| Your instructions |
Present the data once more in exactly its original form.

| Supplied material |
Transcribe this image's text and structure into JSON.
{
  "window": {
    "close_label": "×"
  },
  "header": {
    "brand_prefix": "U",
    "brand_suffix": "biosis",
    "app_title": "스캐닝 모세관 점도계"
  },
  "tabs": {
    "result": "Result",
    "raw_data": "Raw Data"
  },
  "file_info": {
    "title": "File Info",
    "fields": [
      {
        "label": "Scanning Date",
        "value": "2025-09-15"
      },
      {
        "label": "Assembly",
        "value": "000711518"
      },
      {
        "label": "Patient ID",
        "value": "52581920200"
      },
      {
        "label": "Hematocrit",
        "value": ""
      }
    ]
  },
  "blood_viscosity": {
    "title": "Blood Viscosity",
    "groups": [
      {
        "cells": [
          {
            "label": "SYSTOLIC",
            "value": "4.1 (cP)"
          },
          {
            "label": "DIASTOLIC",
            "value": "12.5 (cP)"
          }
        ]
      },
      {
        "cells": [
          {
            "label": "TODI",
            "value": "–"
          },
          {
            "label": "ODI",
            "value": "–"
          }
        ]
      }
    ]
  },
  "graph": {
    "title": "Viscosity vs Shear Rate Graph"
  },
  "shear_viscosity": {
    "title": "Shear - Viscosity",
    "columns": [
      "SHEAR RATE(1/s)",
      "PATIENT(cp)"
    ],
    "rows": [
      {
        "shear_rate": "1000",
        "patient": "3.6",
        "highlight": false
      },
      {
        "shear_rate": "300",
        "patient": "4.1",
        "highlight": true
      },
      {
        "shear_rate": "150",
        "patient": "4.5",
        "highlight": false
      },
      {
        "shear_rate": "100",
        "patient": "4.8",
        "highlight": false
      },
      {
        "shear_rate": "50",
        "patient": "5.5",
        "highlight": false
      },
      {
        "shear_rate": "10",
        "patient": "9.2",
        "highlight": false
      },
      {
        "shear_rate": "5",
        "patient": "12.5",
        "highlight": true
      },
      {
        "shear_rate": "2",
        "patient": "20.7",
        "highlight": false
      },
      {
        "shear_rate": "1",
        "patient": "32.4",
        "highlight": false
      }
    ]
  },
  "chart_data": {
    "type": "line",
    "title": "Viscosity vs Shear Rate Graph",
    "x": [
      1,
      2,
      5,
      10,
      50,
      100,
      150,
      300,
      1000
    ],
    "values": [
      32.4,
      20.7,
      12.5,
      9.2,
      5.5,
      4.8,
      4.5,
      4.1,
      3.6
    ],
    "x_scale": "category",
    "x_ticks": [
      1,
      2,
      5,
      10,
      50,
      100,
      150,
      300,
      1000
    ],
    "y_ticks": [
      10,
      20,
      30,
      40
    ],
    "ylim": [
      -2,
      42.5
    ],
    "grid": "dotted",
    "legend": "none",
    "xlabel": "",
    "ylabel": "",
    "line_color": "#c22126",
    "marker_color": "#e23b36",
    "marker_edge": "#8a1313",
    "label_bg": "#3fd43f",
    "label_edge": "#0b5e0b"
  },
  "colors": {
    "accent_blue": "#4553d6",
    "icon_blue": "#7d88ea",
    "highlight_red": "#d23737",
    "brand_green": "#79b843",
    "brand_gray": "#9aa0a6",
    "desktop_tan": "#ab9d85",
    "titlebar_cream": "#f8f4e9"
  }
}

| Written response |
Transcribe this image's text and structure into JSON.
{
  "window": {
    "close_label": "×"
  },
  "header": {
    "brand_prefix": "U",
    "brand_suffix": "biosis",
    "app_title": "스캐닝 모세관 점도계"
  },
  "tabs": {
    "result": "Result",
    "raw_data": "Raw Data"
  },
  "file_info": {
    "title": "File Info",
    "fields": [
      {
        "label": "Scanning Date",
        "value": "2025-09-15"
      },
      {
        "label": "Assembly",
        "value": "000711518"
      },
      {
        "label": "Patient ID",
        "value": "52581920200"
      },
      {
        "label": "Hematocrit",
        "value": ""
      }
    ]
  },
  "blood_viscosity": {
    "title": "Blood Viscosity",
    "groups": [
      {
        "cells": [
          {
            "label": "SYSTOLIC",
            "value": "4.1 (cP)"
          },
          {
            "label": "DIASTOLIC",
            "value": "12.5 (cP)"
          }
        ]
      },
      {
        "cells": [
          {
            "label": "TODI",
            "value": "–"
          },
          {
            "label": "ODI",
            "value": "–"
          }
        ]
      }
    ]
  },
  "graph": {
    "title": "Viscosity vs Shear Rate Graph"
  },
  "shear_viscosity": {
    "title": "Shear - Viscosity",
    "columns": [
      "SHEAR RATE(1/s)",
      "PATIENT(cp)"
    ],
    "rows": [
      {
        "shear_rate": "1000",
        "patient": "3.6",
        "highlight": false
      },
      {
        "shear_rate": "300",
        "patient": "4.1",
        "highlight": true
      },
      {
        "shear_rate": "150",
        "patient": "4.5",
        "highlight": false
      },
      {
        "shear_rate": "100",
        "patient": "4.8",
        "highlight": false
      },
      {
        "shear_rate": "50",
        "patient": "5.5",
        "highlight": false
      },
      {
        "shear_rate": "10",
        "patient": "9.2",
        "highlight": false
      },
      {
        "shear_rate": "5",
        "patient": "12.5",
        "highlight": true
      },
      {
        "shear_rate": "2",
        "patient": "20.7",
        "highlight": false
      },
      {
        "shear_rate": "1",
        "patient": "32.4",
        "highlight": false
      }
    ]
  },
  "chart_data": {
    "type": "line",
    "title": "Viscosity vs Shear Rate Graph",
    "x": [
      1,
      2,
      5,
      10,
      50,
      100,
      150,
      300,
      1000
    ],
    "values": [
      32.4,
      20.7,
      12.5,
      9.2,
      5.5,
      4.8,
      4.5,
      4.1,
      3.6
    ],
    "x_scale": "category",
    "x_ticks": [
      1,
      2,
      5,
      10,
      50,
      100,
      150,
      300,
      1000
    ],
    "y_ticks": [
      10,
      20,
      30,
      40
    ],
    "ylim": [
      -2,
      42.5
    ],
    "grid": "dotted",
    "legend": "none",
    "xlabel": "",
    "ylabel": "",
    "line_color": "#c22126",
    "marker_color": "#e23b36",
    "marker_edge": "#8a1313",
    "label_bg": "#3fd43f",
    "label_edge": "#0b5e0b"
  },
  "colors": {
    "accent_blue": "#4553d6",
    "icon_blue": "#7d88ea",
    "highlight_red": "#d23737",
    "brand_green": "#79b843",
    "brand_gray": "#9aa0a6",
    "desktop_tan": "#ab9d85",
    "titlebar_cream": "#f8f4e9"
  }
}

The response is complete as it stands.